Task data:
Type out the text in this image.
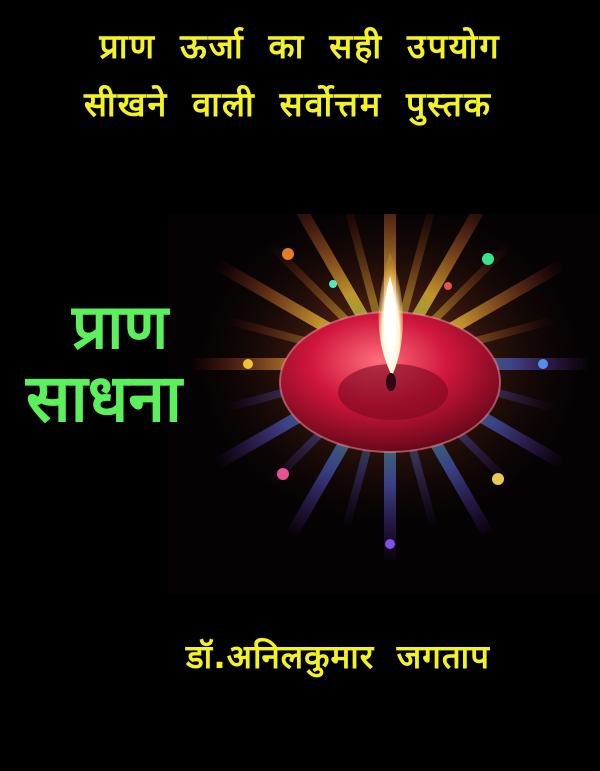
प्राण ऊर्जा का सही उपयोग
सीखने वाली सर्वोत्तम पुस्तक
प्राण
साधना
डॉ.अनिलकुमार जगताप
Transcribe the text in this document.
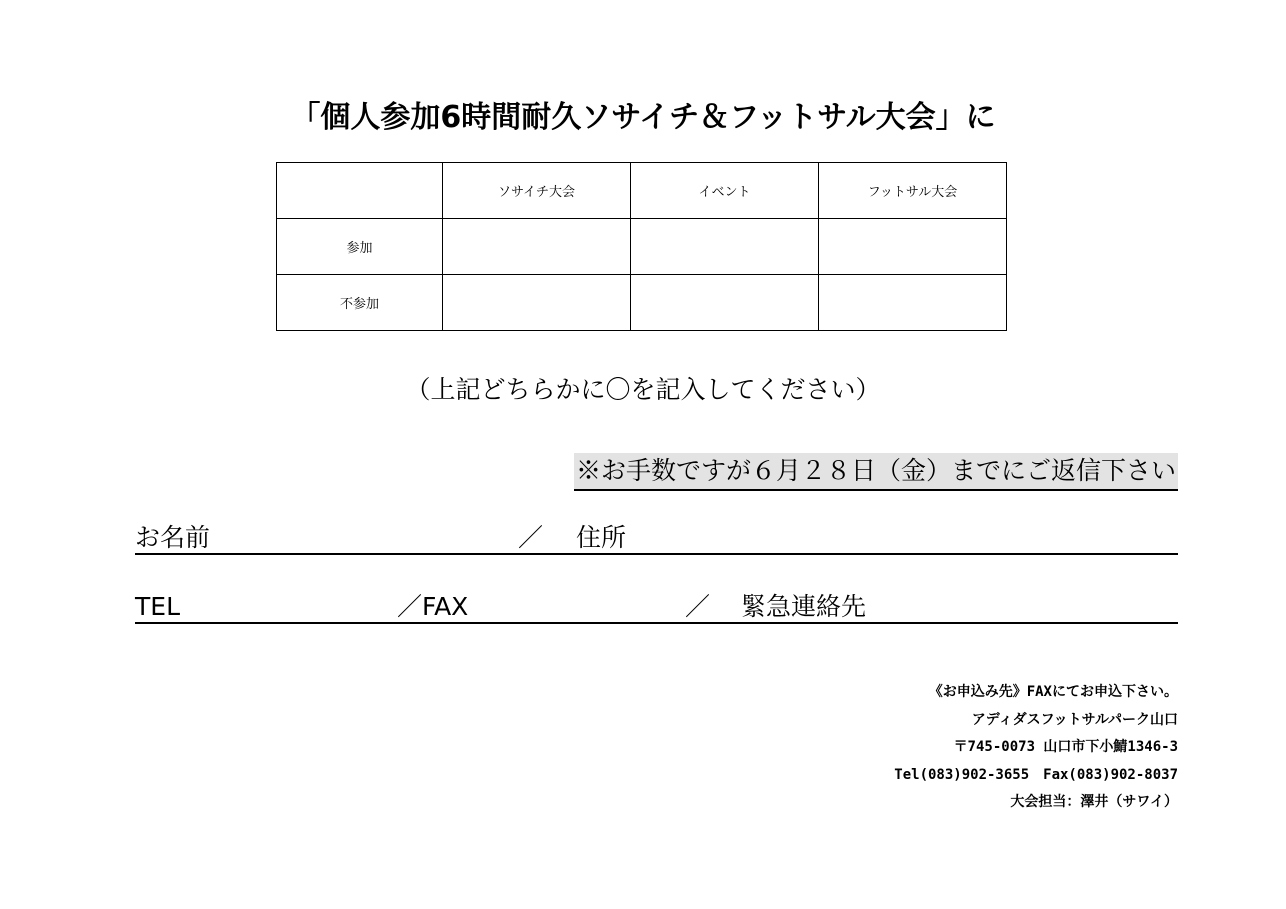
「個人参加6時間耐久ソサイチ＆フットサル大会」に
	ソサイチ大会	イベント	フットサル大会
参加			
不参加			
（上記どちらかに〇を記入してください）
※お手数ですが６月２８日（金）までにご返信下さい
お名前	／ 住所
TEL	／FAX	／ 緊急連絡先
《お申込み先》FAXにてお申込下さい。
アディダスフットサルパーク山口
〒745-0073 山口市下小鯖1346-3
Tel(083)902-3655　Fax(083)902-8037
大会担当：澤井（サワイ）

Instructions for the task:
Set every line down exactly as written, leaving each picture out.

Exercise output:
Type out the text in this image.
प्राण ऊर्जा का सही उपयोग
सीखने वाली सर्वोत्तम पुस्तक
प्राण
साधना
डॉ.अनिलकुमार जगताप
Transcribe the text in this document.
「個人参加6時間耐久ソサイチ＆フットサル大会」に
	ソサイチ大会	イベント	フットサル大会
参加			
不参加			
（上記どちらかに〇を記入してください）
※お手数ですが６月２８日（金）までにご返信下さい
お名前	／ 住所
TEL	／FAX	／ 緊急連絡先
《お申込み先》FAXにてお申込下さい。
アディダスフットサルパーク山口
〒745-0073 山口市下小鯖1346-3
Tel(083)902-3655　Fax(083)902-8037
大会担当：澤井（サワイ）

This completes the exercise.